══ Records supplied
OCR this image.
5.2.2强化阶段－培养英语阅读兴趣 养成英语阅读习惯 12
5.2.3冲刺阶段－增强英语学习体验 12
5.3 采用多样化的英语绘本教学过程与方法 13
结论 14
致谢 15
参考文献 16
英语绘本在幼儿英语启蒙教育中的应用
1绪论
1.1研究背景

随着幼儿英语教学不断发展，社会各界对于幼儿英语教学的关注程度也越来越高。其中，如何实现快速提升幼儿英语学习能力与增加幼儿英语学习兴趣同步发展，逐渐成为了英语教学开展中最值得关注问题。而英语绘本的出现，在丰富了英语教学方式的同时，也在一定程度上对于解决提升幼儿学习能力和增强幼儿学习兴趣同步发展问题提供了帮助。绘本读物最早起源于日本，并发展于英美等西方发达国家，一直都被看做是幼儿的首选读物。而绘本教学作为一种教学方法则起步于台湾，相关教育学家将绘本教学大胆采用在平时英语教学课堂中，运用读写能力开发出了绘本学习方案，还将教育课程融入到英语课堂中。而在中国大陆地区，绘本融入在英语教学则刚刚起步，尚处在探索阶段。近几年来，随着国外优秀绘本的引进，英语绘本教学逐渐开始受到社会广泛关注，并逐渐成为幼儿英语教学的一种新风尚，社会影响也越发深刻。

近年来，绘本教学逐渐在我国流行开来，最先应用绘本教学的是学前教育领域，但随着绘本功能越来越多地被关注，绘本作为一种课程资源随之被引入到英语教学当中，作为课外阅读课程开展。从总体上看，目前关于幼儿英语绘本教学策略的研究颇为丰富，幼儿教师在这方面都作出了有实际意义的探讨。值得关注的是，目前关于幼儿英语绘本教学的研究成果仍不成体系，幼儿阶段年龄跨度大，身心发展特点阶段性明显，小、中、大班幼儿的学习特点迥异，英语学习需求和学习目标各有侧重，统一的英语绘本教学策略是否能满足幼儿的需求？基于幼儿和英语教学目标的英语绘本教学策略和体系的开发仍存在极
════
- _Aim of the exercise_:
Repeat the entries shown above, every one, word for word.

- _Result of this exercise_:
OCR this image.
5.2.2强化阶段－培养英语阅读兴趣 养成英语阅读习惯 12
5.2.3冲刺阶段－增强英语学习体验 12
5.3 采用多样化的英语绘本教学过程与方法 13
结论 14
致谢 15
参考文献 16
英语绘本在幼儿英语启蒙教育中的应用
1绪论
1.1研究背景

随着幼儿英语教学不断发展，社会各界对于幼儿英语教学的关注程度也越来越高。其中，如何实现快速提升幼儿英语学习能力与增加幼儿英语学习兴趣同步发展，逐渐成为了英语教学开展中最值得关注问题。而英语绘本的出现，在丰富了英语教学方式的同时，也在一定程度上对于解决提升幼儿学习能力和增强幼儿学习兴趣同步发展问题提供了帮助。绘本读物最早起源于日本，并发展于英美等西方发达国家，一直都被看做是幼儿的首选读物。而绘本教学作为一种教学方法则起步于台湾，相关教育学家将绘本教学大胆采用在平时英语教学课堂中，运用读写能力开发出了绘本学习方案，还将教育课程融入到英语课堂中。而在中国大陆地区，绘本融入在英语教学则刚刚起步，尚处在探索阶段。近几年来，随着国外优秀绘本的引进，英语绘本教学逐渐开始受到社会广泛关注，并逐渐成为幼儿英语教学的一种新风尚，社会影响也越发深刻。

近年来，绘本教学逐渐在我国流行开来，最先应用绘本教学的是学前教育领域，但随着绘本功能越来越多地被关注，绘本作为一种课程资源随之被引入到英语教学当中，作为课外阅读课程开展。从总体上看，目前关于幼儿英语绘本教学策略的研究颇为丰富，幼儿教师在这方面都作出了有实际意义的探讨。值得关注的是，目前关于幼儿英语绘本教学的研究成果仍不成体系，幼儿阶段年龄跨度大，身心发展特点阶段性明显，小、中、大班幼儿的学习特点迥异，英语学习需求和学习目标各有侧重，统一的英语绘本教学策略是否能满足幼儿的需求？基于幼儿和英语教学目标的英语绘本教学策略和体系的开发仍存在极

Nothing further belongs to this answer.